- SET PROBLEM: Send back all the data below, exactly as given.

- STORED ROWS:
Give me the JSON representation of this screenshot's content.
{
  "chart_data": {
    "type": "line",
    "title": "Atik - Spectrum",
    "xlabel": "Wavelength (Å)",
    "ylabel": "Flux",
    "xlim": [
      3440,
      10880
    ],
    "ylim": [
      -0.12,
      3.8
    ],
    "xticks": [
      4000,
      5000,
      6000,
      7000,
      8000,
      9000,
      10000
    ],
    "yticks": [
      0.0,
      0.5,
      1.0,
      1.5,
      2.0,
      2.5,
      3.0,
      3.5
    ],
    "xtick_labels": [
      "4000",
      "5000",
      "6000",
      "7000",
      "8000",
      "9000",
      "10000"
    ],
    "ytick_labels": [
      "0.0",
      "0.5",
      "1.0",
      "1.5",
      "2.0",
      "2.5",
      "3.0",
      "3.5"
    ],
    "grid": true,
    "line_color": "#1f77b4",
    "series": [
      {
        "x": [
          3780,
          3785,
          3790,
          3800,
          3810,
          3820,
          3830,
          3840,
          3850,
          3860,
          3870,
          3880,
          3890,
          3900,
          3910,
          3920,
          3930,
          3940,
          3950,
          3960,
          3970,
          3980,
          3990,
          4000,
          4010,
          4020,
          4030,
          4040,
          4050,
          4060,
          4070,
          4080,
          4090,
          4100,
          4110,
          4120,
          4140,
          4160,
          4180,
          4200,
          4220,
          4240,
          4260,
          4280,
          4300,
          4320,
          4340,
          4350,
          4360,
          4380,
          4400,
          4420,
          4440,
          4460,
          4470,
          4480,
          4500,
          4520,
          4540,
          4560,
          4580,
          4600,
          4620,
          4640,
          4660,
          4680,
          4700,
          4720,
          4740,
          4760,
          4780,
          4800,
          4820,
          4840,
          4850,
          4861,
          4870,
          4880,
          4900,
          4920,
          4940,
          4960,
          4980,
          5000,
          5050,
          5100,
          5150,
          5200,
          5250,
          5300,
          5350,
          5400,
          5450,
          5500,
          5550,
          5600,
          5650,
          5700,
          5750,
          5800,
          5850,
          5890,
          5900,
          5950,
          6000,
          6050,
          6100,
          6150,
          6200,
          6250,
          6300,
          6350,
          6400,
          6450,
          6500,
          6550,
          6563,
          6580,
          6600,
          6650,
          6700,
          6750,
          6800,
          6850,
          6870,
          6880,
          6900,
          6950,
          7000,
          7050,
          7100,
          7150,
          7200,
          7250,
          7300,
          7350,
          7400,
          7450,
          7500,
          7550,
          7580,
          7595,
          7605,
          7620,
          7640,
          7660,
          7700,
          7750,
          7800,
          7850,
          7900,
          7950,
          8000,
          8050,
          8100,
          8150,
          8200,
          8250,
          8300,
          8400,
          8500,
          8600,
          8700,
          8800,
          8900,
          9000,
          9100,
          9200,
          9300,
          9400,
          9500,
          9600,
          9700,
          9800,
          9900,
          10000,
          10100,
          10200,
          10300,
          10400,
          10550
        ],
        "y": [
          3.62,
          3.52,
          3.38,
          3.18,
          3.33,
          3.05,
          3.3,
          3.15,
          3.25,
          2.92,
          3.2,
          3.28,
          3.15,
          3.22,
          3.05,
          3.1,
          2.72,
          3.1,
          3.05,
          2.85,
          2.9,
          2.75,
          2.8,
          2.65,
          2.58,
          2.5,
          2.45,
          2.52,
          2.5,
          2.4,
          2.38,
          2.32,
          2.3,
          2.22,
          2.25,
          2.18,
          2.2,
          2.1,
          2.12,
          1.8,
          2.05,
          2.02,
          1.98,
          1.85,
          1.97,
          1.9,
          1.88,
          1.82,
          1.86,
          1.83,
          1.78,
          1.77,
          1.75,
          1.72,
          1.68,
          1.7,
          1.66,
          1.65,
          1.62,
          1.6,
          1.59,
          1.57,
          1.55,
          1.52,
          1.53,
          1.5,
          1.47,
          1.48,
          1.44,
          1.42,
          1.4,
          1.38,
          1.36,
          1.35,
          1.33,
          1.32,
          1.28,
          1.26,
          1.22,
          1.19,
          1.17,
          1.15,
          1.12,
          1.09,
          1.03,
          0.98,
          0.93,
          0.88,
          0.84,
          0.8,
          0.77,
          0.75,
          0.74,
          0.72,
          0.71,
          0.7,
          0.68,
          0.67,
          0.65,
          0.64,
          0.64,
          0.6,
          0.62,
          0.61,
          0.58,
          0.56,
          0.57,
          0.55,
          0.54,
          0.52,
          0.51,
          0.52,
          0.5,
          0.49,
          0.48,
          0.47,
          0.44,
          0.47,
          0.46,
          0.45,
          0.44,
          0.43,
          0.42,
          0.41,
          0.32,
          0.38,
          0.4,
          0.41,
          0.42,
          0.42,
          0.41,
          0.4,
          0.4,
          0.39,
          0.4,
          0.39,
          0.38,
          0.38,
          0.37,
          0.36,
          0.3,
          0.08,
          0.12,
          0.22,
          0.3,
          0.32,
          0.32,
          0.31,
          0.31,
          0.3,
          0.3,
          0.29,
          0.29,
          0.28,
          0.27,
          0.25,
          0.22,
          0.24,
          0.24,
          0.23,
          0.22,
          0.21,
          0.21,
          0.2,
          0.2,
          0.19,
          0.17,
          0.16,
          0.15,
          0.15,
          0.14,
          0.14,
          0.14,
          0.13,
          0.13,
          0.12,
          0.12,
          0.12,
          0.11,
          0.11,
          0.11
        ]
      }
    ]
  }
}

- TASK RESPONSE:
Give me the JSON representation of this screenshot's content.
{
  "chart_data": {
    "type": "line",
    "title": "Atik - Spectrum",
    "xlabel": "Wavelength (Å)",
    "ylabel": "Flux",
    "xlim": [
      3440,
      10880
    ],
    "ylim": [
      -0.12,
      3.8
    ],
    "xticks": [
      4000,
      5000,
      6000,
      7000,
      8000,
      9000,
      10000
    ],
    "yticks": [
      0.0,
      0.5,
      1.0,
      1.5,
      2.0,
      2.5,
      3.0,
      3.5
    ],
    "xtick_labels": [
      "4000",
      "5000",
      "6000",
      "7000",
      "8000",
      "9000",
      "10000"
    ],
    "ytick_labels": [
      "0.0",
      "0.5",
      "1.0",
      "1.5",
      "2.0",
      "2.5",
      "3.0",
      "3.5"
    ],
    "grid": true,
    "line_color": "#1f77b4",
    "series": [
      {
        "x": [
          3780,
          3785,
          3790,
          3800,
          3810,
          3820,
          3830,
          3840,
          3850,
          3860,
          3870,
          3880,
          3890,
          3900,
          3910,
          3920,
          3930,
          3940,
          3950,
          3960,
          3970,
          3980,
          3990,
          4000,
          4010,
          4020,
          4030,
          4040,
          4050,
          4060,
          4070,
          4080,
          4090,
          4100,
          4110,
          4120,
          4140,
          4160,
          4180,
          4200,
          4220,
          4240,
          4260,
          4280,
          4300,
          4320,
          4340,
          4350,
          4360,
          4380,
          4400,
          4420,
          4440,
          4460,
          4470,
          4480,
          4500,
          4520,
          4540,
          4560,
          4580,
          4600,
          4620,
          4640,
          4660,
          4680,
          4700,
          4720,
          4740,
          4760,
          4780,
          4800,
          4820,
          4840,
          4850,
          4861,
          4870,
          4880,
          4900,
          4920,
          4940,
          4960,
          4980,
          5000,
          5050,
          5100,
          5150,
          5200,
          5250,
          5300,
          5350,
          5400,
          5450,
          5500,
          5550,
          5600,
          5650,
          5700,
          5750,
          5800,
          5850,
          5890,
          5900,
          5950,
          6000,
          6050,
          6100,
          6150,
          6200,
          6250,
          6300,
          6350,
          6400,
          6450,
          6500,
          6550,
          6563,
          6580,
          6600,
          6650,
          6700,
          6750,
          6800,
          6850,
          6870,
          6880,
          6900,
          6950,
          7000,
          7050,
          7100,
          7150,
          7200,
          7250,
          7300,
          7350,
          7400,
          7450,
          7500,
          7550,
          7580,
          7595,
          7605,
          7620,
          7640,
          7660,
          7700,
          7750,
          7800,
          7850,
          7900,
          7950,
          8000,
          8050,
          8100,
          8150,
          8200,
          8250,
          8300,
          8400,
          8500,
          8600,
          8700,
          8800,
          8900,
          9000,
          9100,
          9200,
          9300,
          9400,
          9500,
          9600,
          9700,
          9800,
          9900,
          10000,
          10100,
          10200,
          10300,
          10400,
          10550
        ],
        "y": [
          3.62,
          3.52,
          3.38,
          3.18,
          3.33,
          3.05,
          3.3,
          3.15,
          3.25,
          2.92,
          3.2,
          3.28,
          3.15,
          3.22,
          3.05,
          3.1,
          2.72,
          3.1,
          3.05,
          2.85,
          2.9,
          2.75,
          2.8,
          2.65,
          2.58,
          2.5,
          2.45,
          2.52,
          2.5,
          2.4,
          2.38,
          2.32,
          2.3,
          2.22,
          2.25,
          2.18,
          2.2,
          2.1,
          2.12,
          1.8,
          2.05,
          2.02,
          1.98,
          1.85,
          1.97,
          1.9,
          1.88,
          1.82,
          1.86,
          1.83,
          1.78,
          1.77,
          1.75,
          1.72,
          1.68,
          1.7,
          1.66,
          1.65,
          1.62,
          1.6,
          1.59,
          1.57,
          1.55,
          1.52,
          1.53,
          1.5,
          1.47,
          1.48,
          1.44,
          1.42,
          1.4,
          1.38,
          1.36,
          1.35,
          1.33,
          1.32,
          1.28,
          1.26,
          1.22,
          1.19,
          1.17,
          1.15,
          1.12,
          1.09,
          1.03,
          0.98,
          0.93,
          0.88,
          0.84,
          0.8,
          0.77,
          0.75,
          0.74,
          0.72,
          0.71,
          0.7,
          0.68,
          0.67,
          0.65,
          0.64,
          0.64,
          0.6,
          0.62,
          0.61,
          0.58,
          0.56,
          0.57,
          0.55,
          0.54,
          0.52,
          0.51,
          0.52,
          0.5,
          0.49,
          0.48,
          0.47,
          0.44,
          0.47,
          0.46,
          0.45,
          0.44,
          0.43,
          0.42,
          0.41,
          0.32,
          0.38,
          0.4,
          0.41,
          0.42,
          0.42,
          0.41,
          0.4,
          0.4,
          0.39,
          0.4,
          0.39,
          0.38,
          0.38,
          0.37,
          0.36,
          0.3,
          0.08,
          0.12,
          0.22,
          0.3,
          0.32,
          0.32,
          0.31,
          0.31,
          0.3,
          0.3,
          0.29,
          0.29,
          0.28,
          0.27,
          0.25,
          0.22,
          0.24,
          0.24,
          0.23,
          0.22,
          0.21,
          0.21,
          0.2,
          0.2,
          0.19,
          0.17,
          0.16,
          0.15,
          0.15,
          0.14,
          0.14,
          0.14,
          0.13,
          0.13,
          0.12,
          0.12,
          0.12,
          0.11,
          0.11,
          0.11
        ]
      }
    ]
  }
}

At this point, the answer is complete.